#### [WRITTEN PROBLEM]
Count how many lines in the material below hold the word "Lowpass"; the reply is that number alone.

#### [PROVIDED MATERIAL]
****************************************
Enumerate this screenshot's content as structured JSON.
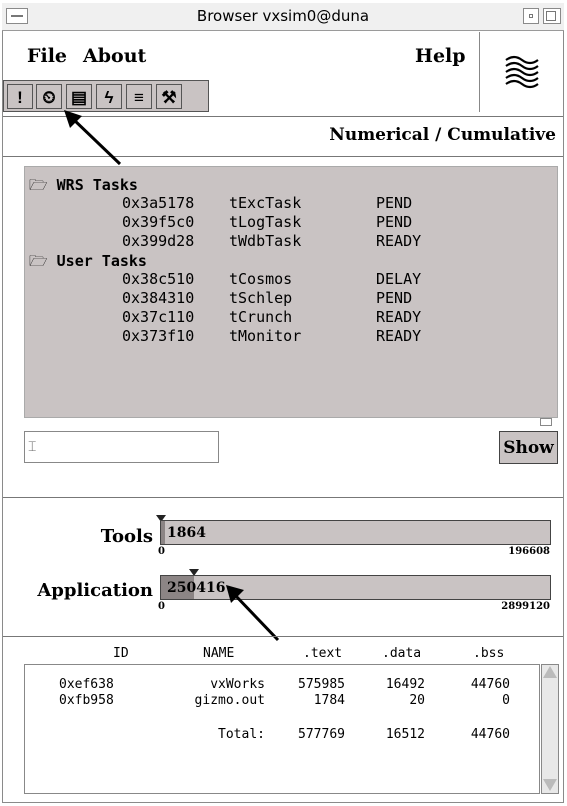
{
  "window": {
    "title": "Browser vxsim0@duna"
  },
  "menu": {
    "file": "File",
    "about": "About",
    "help": "Help"
  },
  "toolbar": {
    "buttons": [
      {
        "icon": "exclamation-icon",
        "glyph": "!"
      },
      {
        "icon": "clock-icon",
        "glyph": "⏲"
      },
      {
        "icon": "database-icon",
        "glyph": "▤"
      },
      {
        "icon": "lightning-icon",
        "glyph": "ϟ"
      },
      {
        "icon": "bars-icon",
        "glyph": "≡"
      },
      {
        "icon": "tools-icon",
        "glyph": "⚒"
      }
    ]
  },
  "mode_label": "Numerical / Cumulative",
  "tasks": {
    "groups": [
      {
        "name": "WRS Tasks",
        "items": [
          {
            "id": "0x3a5178",
            "name": "tExcTask",
            "state": "PEND"
          },
          {
            "id": "0x39f5c0",
            "name": "tLogTask",
            "state": "PEND"
          },
          {
            "id": "0x399d28",
            "name": "tWdbTask",
            "state": "READY"
          }
        ]
      },
      {
        "name": "User Tasks",
        "items": [
          {
            "id": "0x38c510",
            "name": "tCosmos",
            "state": "DELAY"
          },
          {
            "id": "0x384310",
            "name": "tSchlep",
            "state": "PEND"
          },
          {
            "id": "0x37c110",
            "name": "tCrunch",
            "state": "READY"
          },
          {
            "id": "0x373f10",
            "name": "tMonitor",
            "state": "READY"
          }
        ]
      }
    ]
  },
  "search": {
    "value": ""
  },
  "show_button": "Show",
  "memory": {
    "tools": {
      "label": "Tools",
      "value": "1864",
      "min": "0",
      "max": "196608",
      "fraction": 0.0095
    },
    "application": {
      "label": "Application",
      "value": "250416",
      "min": "0",
      "max": "2899120",
      "fraction": 0.086
    }
  },
  "modules": {
    "headers": [
      "ID",
      "NAME",
      ".text",
      ".data",
      ".bss"
    ],
    "rows": [
      [
        "0xef638",
        "vxWorks",
        "575985",
        "16492",
        "44760"
      ],
      [
        "0xfb958",
        "gizmo.out",
        "1784",
        "20",
        "0"
      ]
    ],
    "total": {
      "label": "Total:",
      "text": "577769",
      "data": "16512",
      "bss": "44760"
    }
  }
}
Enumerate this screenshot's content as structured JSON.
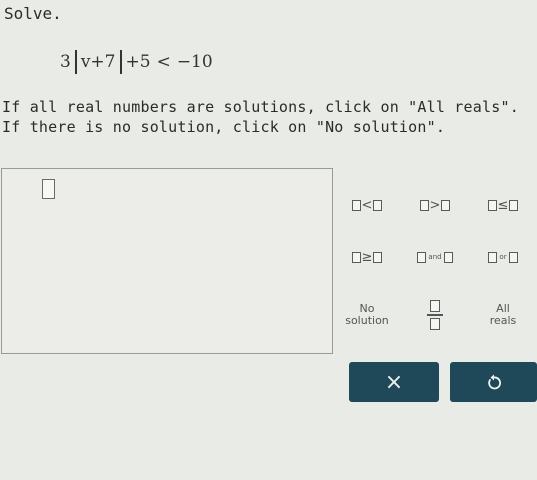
{
  "prompt": "Solve.",
  "equation": {
    "coef": "3",
    "inner": "v+7",
    "plus": "+5",
    "op": "<",
    "rhs": "−10"
  },
  "instructions": {
    "line1": "If all real numbers are solutions, click on \"All reals\".",
    "line2": "If there is no solution, click on \"No solution\"."
  },
  "keypad": {
    "less_than": "<",
    "greater_than": ">",
    "less_equal": "≤",
    "greater_equal": "≥",
    "and": "and",
    "or": "or",
    "no_solution_line1": "No",
    "no_solution_line2": "solution",
    "all_reals_line1": "All",
    "all_reals_line2": "reals"
  },
  "actions": {
    "clear": "×"
  },
  "colors": {
    "button_bg": "#1f4959",
    "page_bg": "#e9ebe6"
  }
}
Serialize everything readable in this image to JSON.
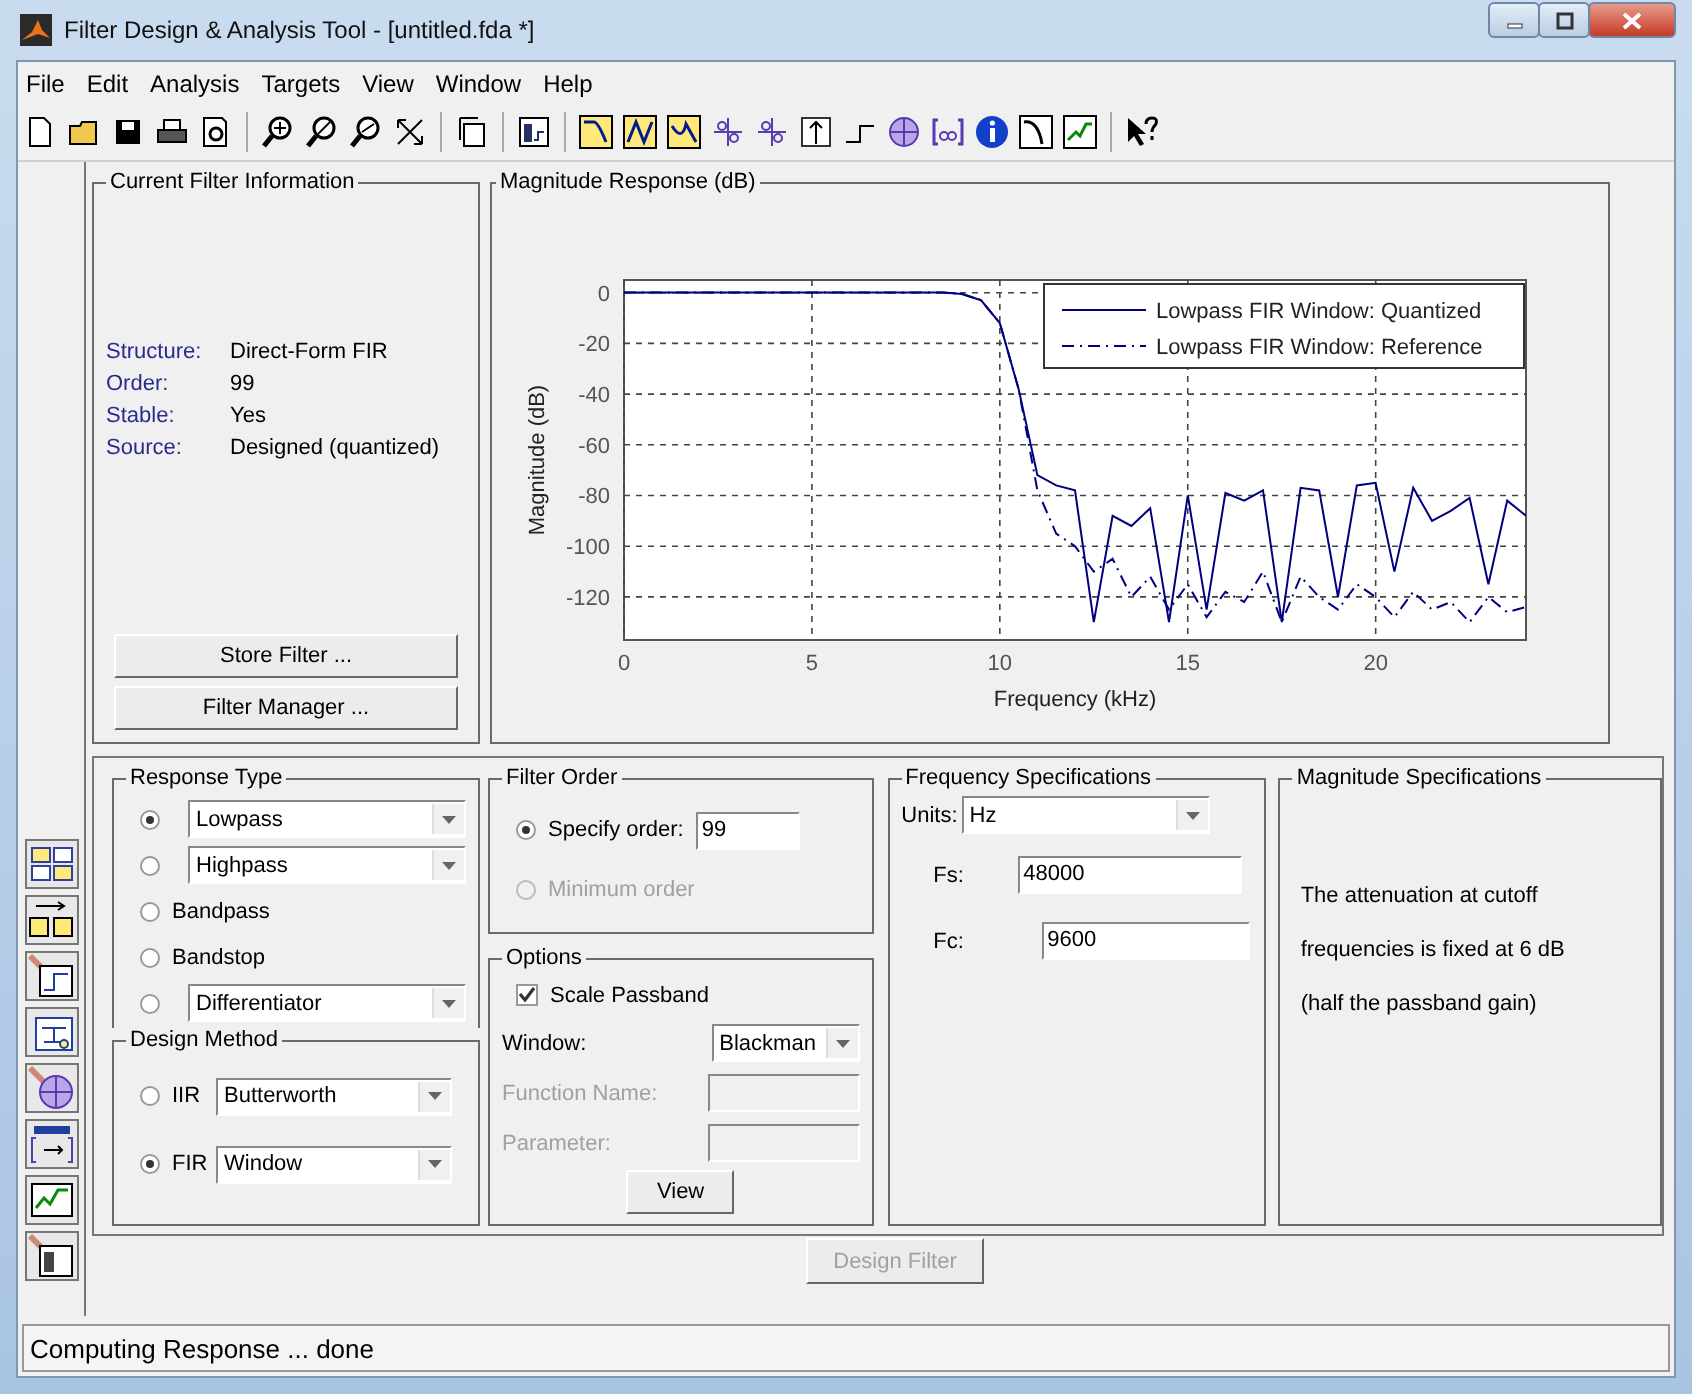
{
  "window": {
    "title": "Filter Design & Analysis Tool -  [untitled.fda *]"
  },
  "menu": [
    "File",
    "Edit",
    "Analysis",
    "Targets",
    "View",
    "Window",
    "Help"
  ],
  "current_filter": {
    "title": "Current Filter Information",
    "fields": [
      {
        "label": "Structure:",
        "value": "Direct-Form FIR"
      },
      {
        "label": "Order:",
        "value": "99"
      },
      {
        "label": "Stable:",
        "value": "Yes"
      },
      {
        "label": "Source:",
        "value": "Designed (quantized)"
      }
    ],
    "buttons": [
      "Store Filter ...",
      "Filter Manager ..."
    ]
  },
  "magnitude_response": {
    "title": "Magnitude Response (dB)",
    "chart_data": {
      "type": "line",
      "xlabel": "Frequency (kHz)",
      "ylabel": "Magnitude (dB)",
      "x": [
        0,
        0.5,
        1,
        1.5,
        2,
        2.5,
        3,
        3.5,
        4,
        4.5,
        5,
        5.5,
        6,
        6.5,
        7,
        7.5,
        8,
        8.5,
        9,
        9.5,
        10,
        10.5,
        11,
        11.5,
        12,
        12.5,
        13,
        13.5,
        14,
        14.5,
        15,
        15.5,
        16,
        16.5,
        17,
        17.5,
        18,
        18.5,
        19,
        19.5,
        20,
        20.5,
        21,
        21.5,
        22,
        22.5,
        23,
        23.5,
        24
      ],
      "grid": true,
      "legend": true,
      "series": [
        {
          "name": "Lowpass FIR Window: Quantized",
          "color": "#00007f",
          "line_style": "solid",
          "values": [
            0,
            0,
            0,
            0,
            0,
            0,
            0,
            0,
            0,
            0,
            0,
            0,
            0,
            0,
            0,
            0,
            0,
            0,
            -0.5,
            -3,
            -12,
            -38,
            -72,
            -76,
            -78,
            -130,
            -88,
            -92,
            -85,
            -130,
            -80,
            -125,
            -79,
            -82,
            -78,
            -130,
            -77,
            -78,
            -120,
            -76,
            -75,
            -110,
            -77,
            -90,
            -86,
            -81,
            -115,
            -82,
            -88
          ]
        },
        {
          "name": "Lowpass FIR Window: Reference",
          "color": "#00007f",
          "line_style": "dashdot",
          "values": [
            0,
            0,
            0,
            0,
            0,
            0,
            0,
            0,
            0,
            0,
            0,
            0,
            0,
            0,
            0,
            0,
            0,
            0,
            -0.5,
            -3,
            -12,
            -38,
            -78,
            -95,
            -100,
            -110,
            -105,
            -120,
            -112,
            -125,
            -115,
            -128,
            -118,
            -122,
            -110,
            -130,
            -112,
            -120,
            -125,
            -115,
            -120,
            -128,
            -118,
            -125,
            -122,
            -130,
            -120,
            -126,
            -124
          ]
        }
      ],
      "xlim": [
        0,
        24
      ],
      "ylim": [
        -137,
        5
      ],
      "xticks": [
        0,
        5,
        10,
        15,
        20
      ],
      "yticks": [
        -120,
        -100,
        -80,
        -60,
        -40,
        -20,
        0
      ]
    }
  },
  "response_type": {
    "title": "Response Type",
    "options": [
      {
        "kind": "select",
        "selected": true,
        "value": "Lowpass"
      },
      {
        "kind": "select",
        "selected": false,
        "value": "Highpass"
      },
      {
        "kind": "label",
        "selected": false,
        "label": "Bandpass"
      },
      {
        "kind": "label",
        "selected": false,
        "label": "Bandstop"
      },
      {
        "kind": "select",
        "selected": false,
        "value": "Differentiator"
      }
    ]
  },
  "design_method": {
    "title": "Design Method",
    "options": [
      {
        "label": "IIR",
        "selected": false,
        "value": "Butterworth"
      },
      {
        "label": "FIR",
        "selected": true,
        "value": "Window"
      }
    ]
  },
  "filter_order": {
    "title": "Filter Order",
    "options": [
      {
        "label": "Specify order:",
        "selected": true,
        "disabled": false,
        "value": "99"
      },
      {
        "label": "Minimum order",
        "selected": false,
        "disabled": true
      }
    ]
  },
  "options": {
    "title": "Options",
    "scale_passband": {
      "label": "Scale Passband",
      "checked": true
    },
    "fields": [
      {
        "kind": "select",
        "label": "Window:",
        "disabled": false,
        "value": "Blackman"
      },
      {
        "kind": "input",
        "label": "Function Name:",
        "disabled": true
      },
      {
        "kind": "input",
        "label": "Parameter:",
        "disabled": true
      }
    ],
    "button": "View"
  },
  "frequency_specs": {
    "title": "Frequency Specifications",
    "units": {
      "label": "Units:",
      "value": "Hz"
    },
    "fields": [
      {
        "label": "Fs:",
        "value": "48000"
      },
      {
        "label": "Fc:",
        "value": "9600"
      }
    ]
  },
  "magnitude_specs": {
    "title": "Magnitude Specifications",
    "lines": [
      "The attenuation at cutoff",
      "frequencies is fixed at 6 dB",
      "(half the passband gain)"
    ]
  },
  "design_button": {
    "label": "Design Filter",
    "disabled": true
  },
  "status_bar": "Computing Response ... done"
}
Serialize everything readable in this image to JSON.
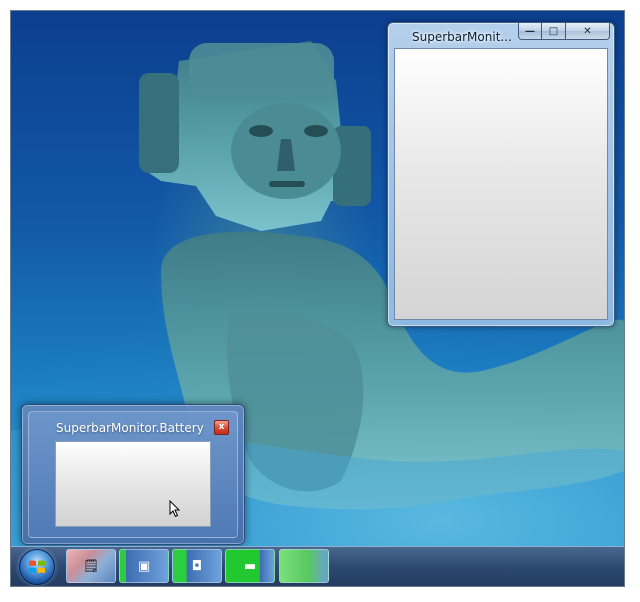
{
  "window": {
    "title": "SuperbarMonit...",
    "minimize_glyph": "—",
    "maximize_glyph": "□",
    "close_glyph": "✕"
  },
  "thumbnail": {
    "title": "SuperbarMonitor.Battery",
    "close_glyph": "x"
  },
  "taskbar": {
    "start_icon": "windows-logo-icon",
    "buttons": [
      {
        "name": "taskbar-button-battery",
        "icon": "battery-clipboard-icon",
        "glyph": "🗒"
      },
      {
        "name": "taskbar-button-cpu",
        "icon": "cpu-chip-icon",
        "glyph": "▣"
      },
      {
        "name": "taskbar-button-disk",
        "icon": "disk-icon",
        "glyph": "◘"
      },
      {
        "name": "taskbar-button-memory",
        "icon": "memory-stick-icon",
        "glyph": "▬"
      },
      {
        "name": "taskbar-button-network",
        "icon": "blank-icon",
        "glyph": ""
      }
    ]
  },
  "colors": {
    "desktop_blue": "#1259a8",
    "taskbar": "#28466e",
    "progress_green": "#2ecc40",
    "close_red": "#d9462f"
  }
}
****************************************
#### [OUTPUT OF THE TASK]
3